Proposal for a European Space Agency (ESA) Moon village. As outlined in the January 4th, 2016 IFL Science post, "European Space Agency Plans To Build Moon Village By 2030," the multi-dome lunar base would use 3D printing construction concepts. Once assembled, the inflated domes would be covered with a layer of 3D-printed lunar regolith by robots to help protect the occupants. Graphic c/o ESA/ Foster + Partners.

A big plain strewn with pure metal on the moon could give the Moon village a major initial boost to in-situ resource utilization (ISRU). Even in the meantime, metal 3D printers could use collected shrapnel as feedstock. The sooner a Moon Village can scale up, the more opportunities that launch providers -- including American providers -- would see to serve a growing village.

Well, let politicking begin. Surely, the U.S. should crash this "bridge to nowhere" on the Moon only with "international earmarks;" that is, it should make sure Moon Village partners only "mine" the crashed metals if they bought them at some market rate.

The proceeds from the sales could be paid into an account that could be drawn upon by Moon Village partners only to buy launch services from American commercial providers. (Perhaps our Sam Dinkin would like to do the metals auction design?)

I'm not sure whether I've antagonized both sides of this debate enough. My hope is far more vaulting, actually. It's to antagonize sides of the debate I haven't even heard of yet.

This is ambitious of me, I suppose.

But we all have our dreams of greatness, do we not?
^^^^^^^^
◆ STATED TASK A:
List every phrase that the Moon village text places inside double quotation marks.
◆ STATED TASK B:
Reproduce the Moon village text word for word from "Well, let politicking" up to and including "greatness, do we not?".
The records below are not needed here.
^^^^^^^^
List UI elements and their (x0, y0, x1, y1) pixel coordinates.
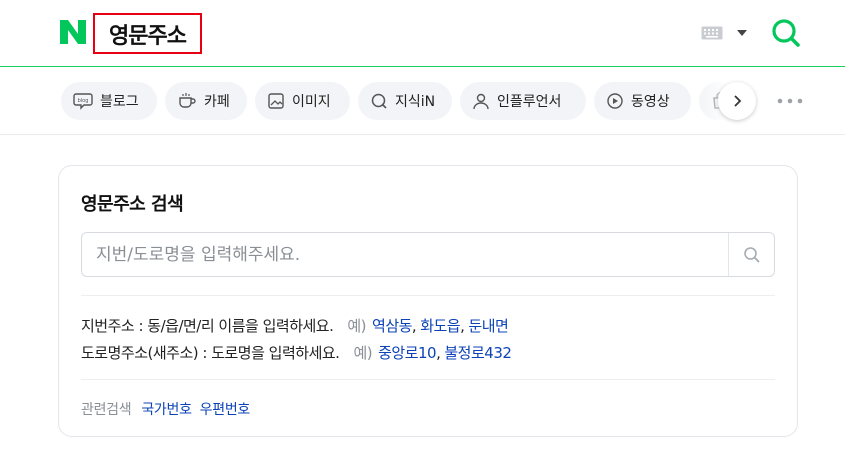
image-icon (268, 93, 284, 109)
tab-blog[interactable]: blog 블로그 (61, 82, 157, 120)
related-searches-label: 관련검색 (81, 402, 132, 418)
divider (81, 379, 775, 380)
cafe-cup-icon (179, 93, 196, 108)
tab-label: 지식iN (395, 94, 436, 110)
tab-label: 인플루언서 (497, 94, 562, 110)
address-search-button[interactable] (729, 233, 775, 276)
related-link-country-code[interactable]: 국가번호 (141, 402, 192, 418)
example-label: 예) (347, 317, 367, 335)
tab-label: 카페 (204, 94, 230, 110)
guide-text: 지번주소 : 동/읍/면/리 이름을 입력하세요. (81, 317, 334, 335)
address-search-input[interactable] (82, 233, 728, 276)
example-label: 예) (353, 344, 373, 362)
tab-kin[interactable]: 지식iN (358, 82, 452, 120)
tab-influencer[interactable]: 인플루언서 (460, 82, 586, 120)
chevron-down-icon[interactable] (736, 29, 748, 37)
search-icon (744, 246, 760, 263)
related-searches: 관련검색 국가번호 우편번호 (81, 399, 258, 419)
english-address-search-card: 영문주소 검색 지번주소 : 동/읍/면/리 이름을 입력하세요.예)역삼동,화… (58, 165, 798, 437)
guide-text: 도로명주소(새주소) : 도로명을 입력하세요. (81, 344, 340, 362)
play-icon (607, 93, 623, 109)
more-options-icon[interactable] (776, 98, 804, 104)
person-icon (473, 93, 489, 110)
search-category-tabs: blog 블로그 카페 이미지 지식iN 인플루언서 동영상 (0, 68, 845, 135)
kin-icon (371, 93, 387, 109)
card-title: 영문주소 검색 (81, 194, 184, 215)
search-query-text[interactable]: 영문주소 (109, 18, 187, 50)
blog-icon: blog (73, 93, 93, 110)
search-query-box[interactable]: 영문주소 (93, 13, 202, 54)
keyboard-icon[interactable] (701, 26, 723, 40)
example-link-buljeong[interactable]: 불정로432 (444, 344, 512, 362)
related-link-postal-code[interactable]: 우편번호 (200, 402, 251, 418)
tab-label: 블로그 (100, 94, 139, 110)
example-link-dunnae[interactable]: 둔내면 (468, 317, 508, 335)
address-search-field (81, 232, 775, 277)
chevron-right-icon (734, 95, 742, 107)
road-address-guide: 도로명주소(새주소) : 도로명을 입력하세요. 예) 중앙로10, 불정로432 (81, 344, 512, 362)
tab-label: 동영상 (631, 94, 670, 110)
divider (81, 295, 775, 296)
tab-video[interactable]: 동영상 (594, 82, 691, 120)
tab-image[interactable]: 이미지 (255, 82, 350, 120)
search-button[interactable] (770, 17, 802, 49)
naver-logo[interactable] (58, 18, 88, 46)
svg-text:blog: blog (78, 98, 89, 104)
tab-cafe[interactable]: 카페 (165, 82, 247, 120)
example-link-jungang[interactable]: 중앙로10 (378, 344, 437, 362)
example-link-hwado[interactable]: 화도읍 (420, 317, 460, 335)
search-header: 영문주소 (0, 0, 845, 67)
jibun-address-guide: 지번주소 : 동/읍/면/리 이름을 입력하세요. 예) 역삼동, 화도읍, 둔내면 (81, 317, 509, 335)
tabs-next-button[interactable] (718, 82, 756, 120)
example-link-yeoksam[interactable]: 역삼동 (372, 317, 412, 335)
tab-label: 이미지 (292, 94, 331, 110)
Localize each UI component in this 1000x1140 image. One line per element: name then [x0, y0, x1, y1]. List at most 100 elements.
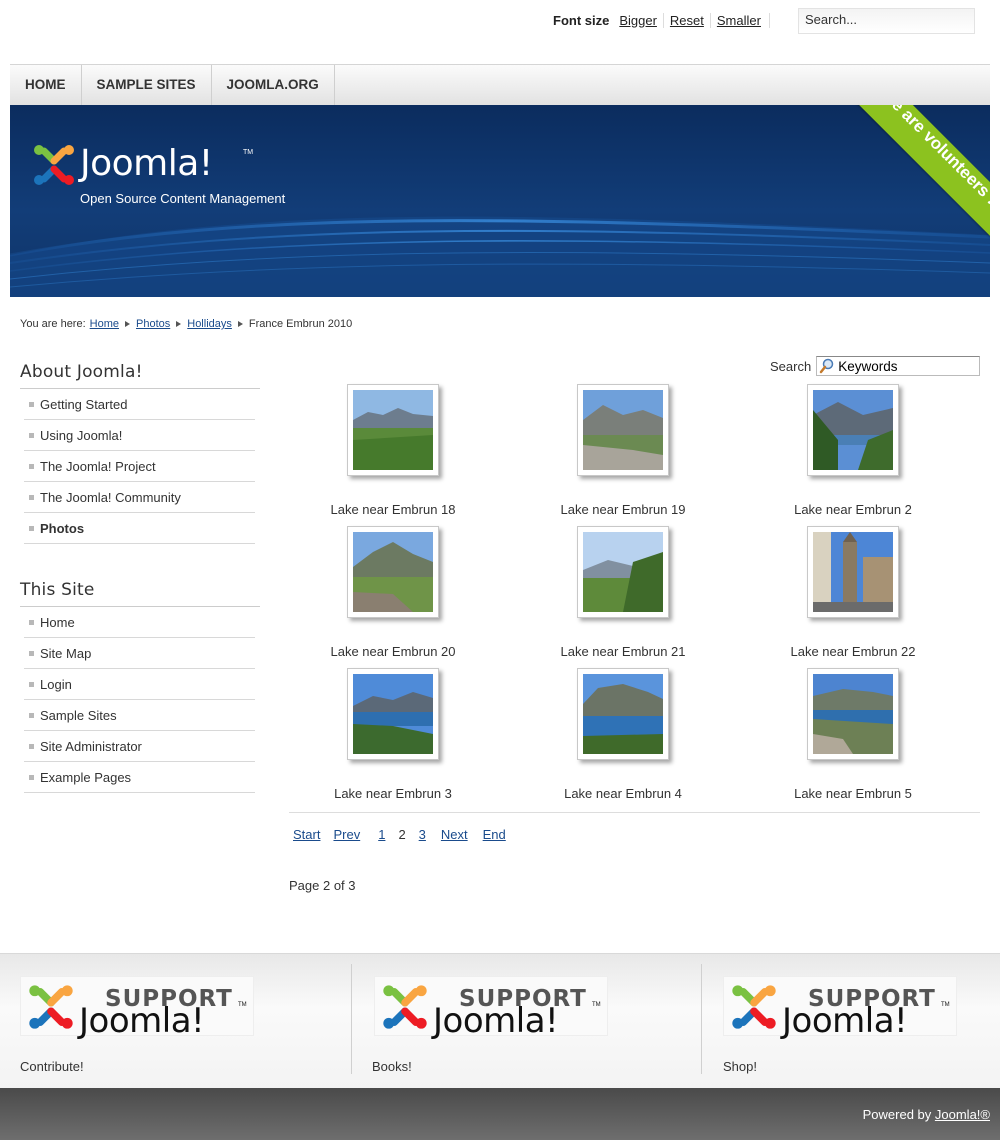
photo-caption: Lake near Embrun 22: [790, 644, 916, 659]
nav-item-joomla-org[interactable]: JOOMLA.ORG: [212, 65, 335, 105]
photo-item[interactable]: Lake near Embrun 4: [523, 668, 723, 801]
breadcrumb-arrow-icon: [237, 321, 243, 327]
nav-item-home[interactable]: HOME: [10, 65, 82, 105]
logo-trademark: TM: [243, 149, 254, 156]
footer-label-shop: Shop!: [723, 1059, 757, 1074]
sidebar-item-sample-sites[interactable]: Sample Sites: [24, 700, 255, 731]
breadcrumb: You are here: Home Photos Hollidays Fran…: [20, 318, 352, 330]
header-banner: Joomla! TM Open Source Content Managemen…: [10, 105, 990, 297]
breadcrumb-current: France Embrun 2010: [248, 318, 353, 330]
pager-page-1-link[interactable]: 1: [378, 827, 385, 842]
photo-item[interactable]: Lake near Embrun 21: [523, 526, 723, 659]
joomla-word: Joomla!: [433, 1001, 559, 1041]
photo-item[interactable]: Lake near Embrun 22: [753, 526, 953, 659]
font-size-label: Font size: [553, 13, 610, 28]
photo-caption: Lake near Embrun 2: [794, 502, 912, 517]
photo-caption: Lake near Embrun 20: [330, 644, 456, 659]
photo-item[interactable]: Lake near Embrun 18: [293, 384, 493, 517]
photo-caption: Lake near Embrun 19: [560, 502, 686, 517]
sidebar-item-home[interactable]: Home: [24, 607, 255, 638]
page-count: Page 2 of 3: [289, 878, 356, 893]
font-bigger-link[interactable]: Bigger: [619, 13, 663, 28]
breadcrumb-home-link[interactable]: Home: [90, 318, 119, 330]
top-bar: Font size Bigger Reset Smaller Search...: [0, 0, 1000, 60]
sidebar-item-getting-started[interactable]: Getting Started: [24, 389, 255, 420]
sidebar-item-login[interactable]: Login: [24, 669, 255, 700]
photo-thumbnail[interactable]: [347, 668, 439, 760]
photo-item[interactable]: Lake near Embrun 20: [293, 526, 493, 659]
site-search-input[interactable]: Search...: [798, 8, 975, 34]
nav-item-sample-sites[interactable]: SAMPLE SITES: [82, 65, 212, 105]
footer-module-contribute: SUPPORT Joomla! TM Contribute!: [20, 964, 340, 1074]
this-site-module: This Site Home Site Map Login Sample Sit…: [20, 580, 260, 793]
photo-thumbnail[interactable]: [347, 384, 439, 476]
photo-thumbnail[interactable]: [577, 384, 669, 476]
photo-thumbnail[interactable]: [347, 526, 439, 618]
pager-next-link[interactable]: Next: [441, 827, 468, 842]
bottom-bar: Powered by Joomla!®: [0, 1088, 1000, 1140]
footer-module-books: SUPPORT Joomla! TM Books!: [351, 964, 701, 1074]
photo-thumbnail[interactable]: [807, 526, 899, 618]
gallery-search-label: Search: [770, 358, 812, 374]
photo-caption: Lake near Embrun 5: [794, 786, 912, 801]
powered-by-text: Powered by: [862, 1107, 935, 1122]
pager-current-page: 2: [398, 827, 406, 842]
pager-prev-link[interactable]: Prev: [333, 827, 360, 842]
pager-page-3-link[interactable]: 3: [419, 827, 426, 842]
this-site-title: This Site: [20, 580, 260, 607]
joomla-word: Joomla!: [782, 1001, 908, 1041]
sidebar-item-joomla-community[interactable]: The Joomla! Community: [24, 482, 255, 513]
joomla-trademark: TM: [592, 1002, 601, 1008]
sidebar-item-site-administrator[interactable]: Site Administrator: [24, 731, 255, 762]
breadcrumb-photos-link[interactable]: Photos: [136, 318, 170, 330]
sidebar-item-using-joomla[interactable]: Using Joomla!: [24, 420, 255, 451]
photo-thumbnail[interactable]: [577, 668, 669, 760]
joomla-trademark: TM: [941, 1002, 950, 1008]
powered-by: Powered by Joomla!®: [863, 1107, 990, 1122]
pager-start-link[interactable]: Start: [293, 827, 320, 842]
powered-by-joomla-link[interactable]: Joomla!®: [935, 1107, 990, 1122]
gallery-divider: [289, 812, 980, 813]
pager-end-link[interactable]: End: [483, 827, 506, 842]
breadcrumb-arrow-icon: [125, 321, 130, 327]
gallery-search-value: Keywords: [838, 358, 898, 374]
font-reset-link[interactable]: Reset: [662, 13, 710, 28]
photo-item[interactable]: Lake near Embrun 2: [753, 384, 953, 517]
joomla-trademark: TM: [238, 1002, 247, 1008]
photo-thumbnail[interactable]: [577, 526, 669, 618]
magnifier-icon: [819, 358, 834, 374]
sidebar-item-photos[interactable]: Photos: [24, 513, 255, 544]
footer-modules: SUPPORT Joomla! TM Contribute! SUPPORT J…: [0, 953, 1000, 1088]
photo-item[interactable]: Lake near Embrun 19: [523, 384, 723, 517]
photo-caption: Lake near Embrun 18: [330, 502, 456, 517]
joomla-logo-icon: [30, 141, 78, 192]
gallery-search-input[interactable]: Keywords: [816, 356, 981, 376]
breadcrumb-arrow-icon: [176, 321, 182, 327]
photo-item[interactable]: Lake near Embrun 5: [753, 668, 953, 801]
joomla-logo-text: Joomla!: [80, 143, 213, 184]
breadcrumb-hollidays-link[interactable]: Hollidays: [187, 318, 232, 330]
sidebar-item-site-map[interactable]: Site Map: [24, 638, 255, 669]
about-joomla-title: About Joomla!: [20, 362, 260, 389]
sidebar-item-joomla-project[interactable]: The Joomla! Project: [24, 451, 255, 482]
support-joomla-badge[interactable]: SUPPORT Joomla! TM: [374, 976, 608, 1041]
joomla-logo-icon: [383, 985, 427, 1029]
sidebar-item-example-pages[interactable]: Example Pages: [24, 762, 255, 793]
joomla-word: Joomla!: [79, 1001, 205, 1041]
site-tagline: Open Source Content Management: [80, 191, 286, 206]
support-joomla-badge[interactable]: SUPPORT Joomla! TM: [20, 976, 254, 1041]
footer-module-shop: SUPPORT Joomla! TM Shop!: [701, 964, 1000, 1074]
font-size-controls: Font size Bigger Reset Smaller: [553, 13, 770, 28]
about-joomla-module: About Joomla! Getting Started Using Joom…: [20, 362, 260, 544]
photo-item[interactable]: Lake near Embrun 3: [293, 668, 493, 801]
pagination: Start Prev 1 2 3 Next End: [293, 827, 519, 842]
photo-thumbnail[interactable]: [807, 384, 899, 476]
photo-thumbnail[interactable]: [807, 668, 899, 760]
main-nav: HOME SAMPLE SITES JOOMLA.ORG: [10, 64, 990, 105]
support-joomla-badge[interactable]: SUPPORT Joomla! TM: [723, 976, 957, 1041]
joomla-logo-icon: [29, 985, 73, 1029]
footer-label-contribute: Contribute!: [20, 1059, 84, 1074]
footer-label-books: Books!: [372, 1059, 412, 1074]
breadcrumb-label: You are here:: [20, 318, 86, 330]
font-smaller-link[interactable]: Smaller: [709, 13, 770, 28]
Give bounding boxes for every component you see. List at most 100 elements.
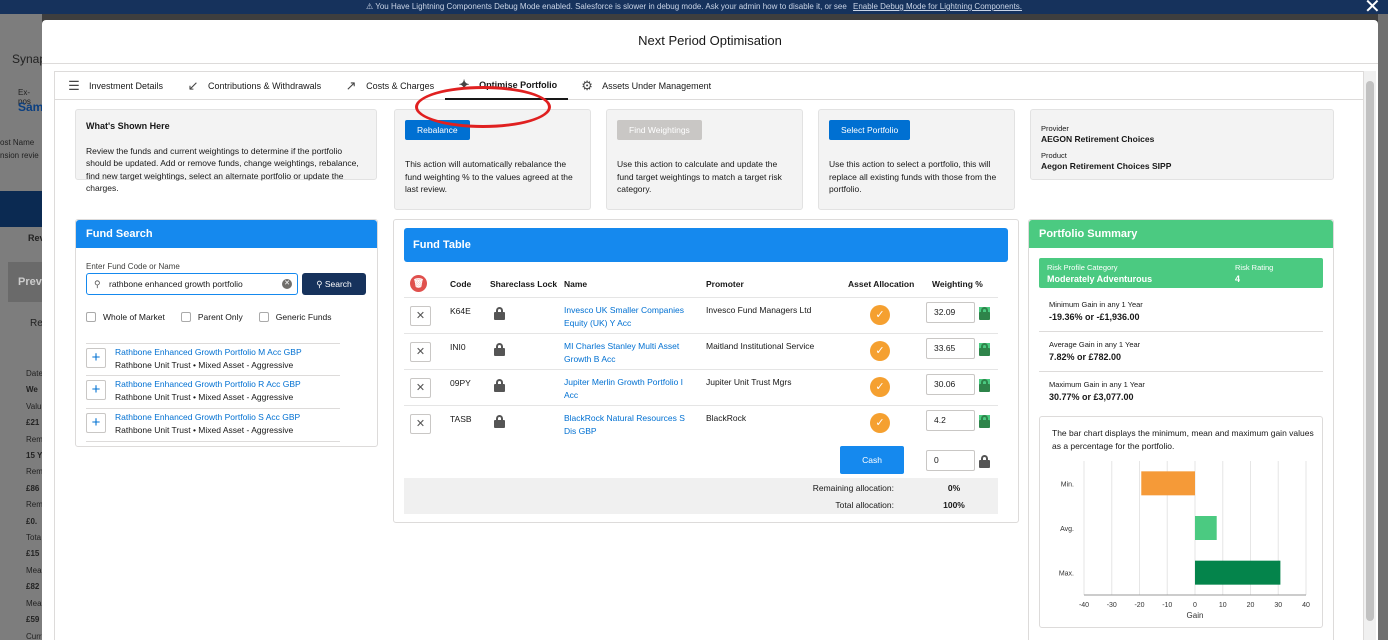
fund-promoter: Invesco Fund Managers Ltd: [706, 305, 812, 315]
^^^^^^^^
◆ WRITTEN ANSWER A:
- European Space Agency Plans To Build Moon Village By 2030
- bridge to nowhere
- international earmarks
- mine

◆ WRITTEN ANSWER B:
Well, let politicking begin. Surely, the U.S. should crash this "bridge to nowhere" on the Moon only with "international earmarks;" that is, it should make sure Moon Village partners only "mine" the crashed metals if they bought them at some market rate.

The proceeds from the sales could be paid into an account that could be drawn upon by Moon Village partners only to buy launch services from American commercial providers. (Perhaps our Sam Dinkin would like to do the metals auction design?)

I'm not sure whether I've antagonized both sides of this debate enough. My hope is far more vaulting, actually. It's to antagonize sides of the debate I haven't even heard of yet.

This is ambitious of me, I suppose.

But we all have our dreams of greatness, do we not?